[start]
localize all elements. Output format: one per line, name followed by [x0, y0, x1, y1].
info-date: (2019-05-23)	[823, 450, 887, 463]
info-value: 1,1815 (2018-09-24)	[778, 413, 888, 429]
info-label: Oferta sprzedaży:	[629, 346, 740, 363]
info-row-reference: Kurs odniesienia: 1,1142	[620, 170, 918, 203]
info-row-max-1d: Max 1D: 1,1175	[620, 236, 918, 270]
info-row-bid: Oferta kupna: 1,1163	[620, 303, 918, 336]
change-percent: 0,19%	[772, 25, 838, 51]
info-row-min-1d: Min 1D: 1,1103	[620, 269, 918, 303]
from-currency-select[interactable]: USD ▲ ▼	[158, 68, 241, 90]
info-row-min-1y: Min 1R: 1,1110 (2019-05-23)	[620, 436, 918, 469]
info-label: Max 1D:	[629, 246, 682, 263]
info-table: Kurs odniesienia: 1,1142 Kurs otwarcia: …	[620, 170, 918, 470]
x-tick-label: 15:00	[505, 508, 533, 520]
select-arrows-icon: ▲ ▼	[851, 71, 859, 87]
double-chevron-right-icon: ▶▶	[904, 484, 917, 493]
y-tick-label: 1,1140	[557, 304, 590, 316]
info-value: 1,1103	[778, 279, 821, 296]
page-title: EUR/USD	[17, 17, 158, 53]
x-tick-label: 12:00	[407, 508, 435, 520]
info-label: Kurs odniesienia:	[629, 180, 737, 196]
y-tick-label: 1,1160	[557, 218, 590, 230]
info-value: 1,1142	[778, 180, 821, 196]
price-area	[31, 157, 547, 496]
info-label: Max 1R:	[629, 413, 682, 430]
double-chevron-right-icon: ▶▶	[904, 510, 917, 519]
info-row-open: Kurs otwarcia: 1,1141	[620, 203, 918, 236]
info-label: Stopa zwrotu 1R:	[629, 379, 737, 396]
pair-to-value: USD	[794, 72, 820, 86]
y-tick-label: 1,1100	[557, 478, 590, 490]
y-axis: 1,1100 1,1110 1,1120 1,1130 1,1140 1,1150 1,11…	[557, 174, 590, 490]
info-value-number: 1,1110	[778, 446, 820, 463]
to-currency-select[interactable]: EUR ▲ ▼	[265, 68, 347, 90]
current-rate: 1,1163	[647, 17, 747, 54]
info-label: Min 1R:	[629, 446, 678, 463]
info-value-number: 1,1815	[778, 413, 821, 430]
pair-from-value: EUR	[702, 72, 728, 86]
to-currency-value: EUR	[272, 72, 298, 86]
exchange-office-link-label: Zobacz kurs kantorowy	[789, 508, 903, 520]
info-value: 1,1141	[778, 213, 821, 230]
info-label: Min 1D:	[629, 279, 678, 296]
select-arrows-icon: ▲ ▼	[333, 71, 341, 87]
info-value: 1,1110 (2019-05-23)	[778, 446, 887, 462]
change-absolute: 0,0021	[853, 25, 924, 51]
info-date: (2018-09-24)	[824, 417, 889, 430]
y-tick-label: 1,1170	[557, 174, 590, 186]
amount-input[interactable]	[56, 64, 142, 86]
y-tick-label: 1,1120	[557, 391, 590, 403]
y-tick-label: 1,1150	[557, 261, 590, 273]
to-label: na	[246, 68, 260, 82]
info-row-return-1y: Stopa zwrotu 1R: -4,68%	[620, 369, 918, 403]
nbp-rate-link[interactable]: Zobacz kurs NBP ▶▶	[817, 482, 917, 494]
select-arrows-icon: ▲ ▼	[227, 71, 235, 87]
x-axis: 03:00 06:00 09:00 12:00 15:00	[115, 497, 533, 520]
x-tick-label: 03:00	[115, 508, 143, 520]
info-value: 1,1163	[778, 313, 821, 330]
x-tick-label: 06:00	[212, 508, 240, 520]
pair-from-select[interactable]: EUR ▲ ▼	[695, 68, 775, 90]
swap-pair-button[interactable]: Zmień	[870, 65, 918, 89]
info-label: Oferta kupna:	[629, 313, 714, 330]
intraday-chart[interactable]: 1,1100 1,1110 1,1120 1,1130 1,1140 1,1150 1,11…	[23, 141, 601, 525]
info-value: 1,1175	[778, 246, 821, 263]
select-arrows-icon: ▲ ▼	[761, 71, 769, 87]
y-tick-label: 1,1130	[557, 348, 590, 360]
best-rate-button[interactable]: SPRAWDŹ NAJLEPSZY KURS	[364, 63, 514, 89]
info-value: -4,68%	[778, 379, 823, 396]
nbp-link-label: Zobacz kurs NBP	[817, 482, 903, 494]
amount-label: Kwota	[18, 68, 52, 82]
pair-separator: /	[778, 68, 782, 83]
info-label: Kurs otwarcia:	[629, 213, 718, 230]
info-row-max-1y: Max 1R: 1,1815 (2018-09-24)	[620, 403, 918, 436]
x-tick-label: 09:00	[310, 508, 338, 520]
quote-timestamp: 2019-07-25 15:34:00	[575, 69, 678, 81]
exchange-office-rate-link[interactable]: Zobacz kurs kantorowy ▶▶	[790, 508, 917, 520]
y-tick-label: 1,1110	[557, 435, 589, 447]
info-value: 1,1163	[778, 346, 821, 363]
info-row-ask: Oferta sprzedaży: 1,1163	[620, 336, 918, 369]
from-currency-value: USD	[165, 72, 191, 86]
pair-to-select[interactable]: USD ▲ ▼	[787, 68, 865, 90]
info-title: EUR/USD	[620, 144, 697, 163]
[end]
» **Written exercise**: Extract every line in the records above that contains the string "interactable".

» **Reply**:
from-currency-select[interactable]: USD ▲ ▼	[158, 68, 241, 90]
to-currency-select[interactable]: EUR ▲ ▼	[265, 68, 347, 90]
amount-input[interactable]	[56, 64, 142, 86]
nbp-rate-link[interactable]: Zobacz kurs NBP ▶▶	[817, 482, 917, 494]
pair-from-select[interactable]: EUR ▲ ▼	[695, 68, 775, 90]
swap-pair-button[interactable]: Zmień	[870, 65, 918, 89]
intraday-chart[interactable]: 1,1100 1,1110 1,1120 1,1130 1,1140 1,1150 1,11…	[23, 141, 601, 525]
best-rate-button[interactable]: SPRAWDŹ NAJLEPSZY KURS	[364, 63, 514, 89]
exchange-office-rate-link[interactable]: Zobacz kurs kantorowy ▶▶	[790, 508, 917, 520]
pair-to-select[interactable]: USD ▲ ▼	[787, 68, 865, 90]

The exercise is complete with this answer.